# [INFORMATION PROVIDED]
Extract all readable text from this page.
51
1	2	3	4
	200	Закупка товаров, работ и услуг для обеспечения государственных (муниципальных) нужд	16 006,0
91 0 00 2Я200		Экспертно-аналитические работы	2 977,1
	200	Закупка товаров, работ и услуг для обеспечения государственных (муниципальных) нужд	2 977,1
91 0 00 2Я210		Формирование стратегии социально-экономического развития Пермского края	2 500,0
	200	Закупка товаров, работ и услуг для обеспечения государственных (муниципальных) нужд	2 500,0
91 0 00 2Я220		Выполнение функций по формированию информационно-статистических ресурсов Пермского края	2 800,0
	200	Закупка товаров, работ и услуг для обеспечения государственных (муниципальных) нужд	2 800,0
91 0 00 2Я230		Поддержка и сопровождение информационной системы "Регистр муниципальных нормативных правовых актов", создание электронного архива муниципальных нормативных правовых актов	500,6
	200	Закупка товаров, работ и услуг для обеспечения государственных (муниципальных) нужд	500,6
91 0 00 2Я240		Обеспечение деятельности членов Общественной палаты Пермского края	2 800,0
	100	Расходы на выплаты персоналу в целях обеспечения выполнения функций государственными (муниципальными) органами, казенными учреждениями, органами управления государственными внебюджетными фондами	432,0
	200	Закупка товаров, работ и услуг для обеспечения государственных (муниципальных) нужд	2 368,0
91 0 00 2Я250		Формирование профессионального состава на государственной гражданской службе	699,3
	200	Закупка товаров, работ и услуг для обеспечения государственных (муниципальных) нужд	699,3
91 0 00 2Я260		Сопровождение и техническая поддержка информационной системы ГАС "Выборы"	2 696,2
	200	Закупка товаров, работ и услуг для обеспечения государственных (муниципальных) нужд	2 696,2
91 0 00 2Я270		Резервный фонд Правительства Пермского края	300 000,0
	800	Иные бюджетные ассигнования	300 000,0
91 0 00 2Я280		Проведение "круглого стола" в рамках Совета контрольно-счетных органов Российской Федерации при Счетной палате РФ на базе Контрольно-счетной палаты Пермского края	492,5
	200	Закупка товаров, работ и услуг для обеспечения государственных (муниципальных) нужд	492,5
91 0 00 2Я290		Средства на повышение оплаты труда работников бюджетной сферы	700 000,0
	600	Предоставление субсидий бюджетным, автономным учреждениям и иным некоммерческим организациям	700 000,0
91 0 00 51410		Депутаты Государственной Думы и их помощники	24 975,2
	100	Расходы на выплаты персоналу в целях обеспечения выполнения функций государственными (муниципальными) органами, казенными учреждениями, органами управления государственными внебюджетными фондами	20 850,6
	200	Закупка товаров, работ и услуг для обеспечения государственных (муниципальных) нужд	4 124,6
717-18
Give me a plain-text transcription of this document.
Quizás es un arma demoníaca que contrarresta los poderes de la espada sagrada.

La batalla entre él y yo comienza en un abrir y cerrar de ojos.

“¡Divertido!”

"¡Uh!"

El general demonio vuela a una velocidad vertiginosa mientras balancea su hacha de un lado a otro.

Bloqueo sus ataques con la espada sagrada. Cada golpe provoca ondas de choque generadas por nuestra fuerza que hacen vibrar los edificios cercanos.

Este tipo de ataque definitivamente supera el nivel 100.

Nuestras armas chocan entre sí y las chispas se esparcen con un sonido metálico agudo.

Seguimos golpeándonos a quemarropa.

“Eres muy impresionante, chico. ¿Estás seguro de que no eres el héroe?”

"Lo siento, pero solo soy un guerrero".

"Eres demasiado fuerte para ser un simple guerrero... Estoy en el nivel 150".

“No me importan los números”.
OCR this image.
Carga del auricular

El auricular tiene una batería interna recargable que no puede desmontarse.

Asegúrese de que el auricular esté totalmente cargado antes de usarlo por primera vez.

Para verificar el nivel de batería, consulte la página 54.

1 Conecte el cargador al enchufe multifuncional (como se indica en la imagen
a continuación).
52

# [WHAT IS ASKED]
Locate the word "палаты" in the records above, and return each line that has it.

# [RESPONSE TO THE EXERCISE]
91 0 00 2Я240		Обеспечение деятельности членов Общественной палаты Пермского края	2 800,0
91 0 00 2Я280		Проведение "круглого стола" в рамках Совета контрольно-счетных органов Российской Федерации при Счетной палате РФ на базе Контрольно-счетной палаты Пермского края	492,5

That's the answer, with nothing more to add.